DATA IN THIS EXERCISE -

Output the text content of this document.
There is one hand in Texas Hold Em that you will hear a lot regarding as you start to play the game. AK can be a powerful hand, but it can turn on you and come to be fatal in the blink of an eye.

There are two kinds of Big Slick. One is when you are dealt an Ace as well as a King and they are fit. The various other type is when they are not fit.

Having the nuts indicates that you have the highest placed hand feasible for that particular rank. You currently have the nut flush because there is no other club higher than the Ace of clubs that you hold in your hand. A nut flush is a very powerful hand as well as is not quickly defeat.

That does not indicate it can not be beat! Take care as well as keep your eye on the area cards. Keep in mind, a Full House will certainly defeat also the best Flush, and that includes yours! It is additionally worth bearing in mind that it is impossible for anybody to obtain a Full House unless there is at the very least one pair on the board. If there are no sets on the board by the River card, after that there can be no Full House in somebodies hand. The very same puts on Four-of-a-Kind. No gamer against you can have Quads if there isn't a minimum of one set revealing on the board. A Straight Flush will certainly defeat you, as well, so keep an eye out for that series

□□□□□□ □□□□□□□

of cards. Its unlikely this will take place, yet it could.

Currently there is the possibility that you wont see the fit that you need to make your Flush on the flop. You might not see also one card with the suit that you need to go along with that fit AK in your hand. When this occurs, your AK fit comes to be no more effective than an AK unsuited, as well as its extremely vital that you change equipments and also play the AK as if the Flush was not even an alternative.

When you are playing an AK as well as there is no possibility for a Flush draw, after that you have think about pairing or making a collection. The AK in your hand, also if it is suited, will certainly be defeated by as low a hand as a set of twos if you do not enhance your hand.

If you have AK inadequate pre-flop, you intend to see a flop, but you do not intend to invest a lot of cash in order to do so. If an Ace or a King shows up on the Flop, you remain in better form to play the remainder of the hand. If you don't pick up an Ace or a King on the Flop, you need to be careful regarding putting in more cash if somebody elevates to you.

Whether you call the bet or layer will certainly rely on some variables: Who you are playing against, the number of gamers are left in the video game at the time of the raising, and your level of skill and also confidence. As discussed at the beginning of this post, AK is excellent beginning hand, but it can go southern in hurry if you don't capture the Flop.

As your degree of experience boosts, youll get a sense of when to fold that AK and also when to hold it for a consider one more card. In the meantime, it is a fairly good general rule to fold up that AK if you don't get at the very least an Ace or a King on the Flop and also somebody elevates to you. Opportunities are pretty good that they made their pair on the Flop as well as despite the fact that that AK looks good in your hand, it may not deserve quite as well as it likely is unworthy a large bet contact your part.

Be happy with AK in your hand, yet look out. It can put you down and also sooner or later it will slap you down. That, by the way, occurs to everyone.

EXERCISE DETAILS - Transcribe each record exactly. Leave nothing out.

WRITTEN RESPONSE -
Output the text content of this document.
There is one hand in Texas Hold Em that you will hear a lot regarding as you start to play the game. AK can be a powerful hand, but it can turn on you and come to be fatal in the blink of an eye.

There are two kinds of Big Slick. One is when you are dealt an Ace as well as a King and they are fit. The various other type is when they are not fit.

Having the nuts indicates that you have the highest placed hand feasible for that particular rank. You currently have the nut flush because there is no other club higher than the Ace of clubs that you hold in your hand. A nut flush is a very powerful hand as well as is not quickly defeat.

That does not indicate it can not be beat! Take care as well as keep your eye on the area cards. Keep in mind, a Full House will certainly defeat also the best Flush, and that includes yours! It is additionally worth bearing in mind that it is impossible for anybody to obtain a Full House unless there is at the very least one pair on the board. If there are no sets on the board by the River card, after that there can be no Full House in somebodies hand. The very same puts on Four-of-a-Kind. No gamer against you can have Quads if there isn't a minimum of one set revealing on the board. A Straight Flush will certainly defeat you, as well, so keep an eye out for that series

□□□□□□ □□□□□□□

of cards. Its unlikely this will take place, yet it could.

Currently there is the possibility that you wont see the fit that you need to make your Flush on the flop. You might not see also one card with the suit that you need to go along with that fit AK in your hand. When this occurs, your AK fit comes to be no more effective than an AK unsuited, as well as its extremely vital that you change equipments and also play the AK as if the Flush was not even an alternative.

When you are playing an AK as well as there is no possibility for a Flush draw, after that you have think about pairing or making a collection. The AK in your hand, also if it is suited, will certainly be defeated by as low a hand as a set of twos if you do not enhance your hand.

If you have AK inadequate pre-flop, you intend to see a flop, but you do not intend to invest a lot of cash in order to do so. If an Ace or a King shows up on the Flop, you remain in better form to play the remainder of the hand. If you don't pick up an Ace or a King on the Flop, you need to be careful regarding putting in more cash if somebody elevates to you.

Whether you call the bet or layer will certainly rely on some variables: Who you are playing against, the number of gamers are left in the video game at the time of the raising, and your level of skill and also confidence. As discussed at the beginning of this post, AK is excellent beginning hand, but it can go southern in hurry if you don't capture the Flop.

As your degree of experience boosts, youll get a sense of when to fold that AK and also when to hold it for a consider one more card. In the meantime, it is a fairly good general rule to fold up that AK if you don't get at the very least an Ace or a King on the Flop and also somebody elevates to you. Opportunities are pretty good that they made their pair on the Flop as well as despite the fact that that AK looks good in your hand, it may not deserve quite as well as it likely is unworthy a large bet contact your part.

Be happy with AK in your hand, yet look out. It can put you down and also sooner or later it will slap you down. That, by the way, occurs to everyone.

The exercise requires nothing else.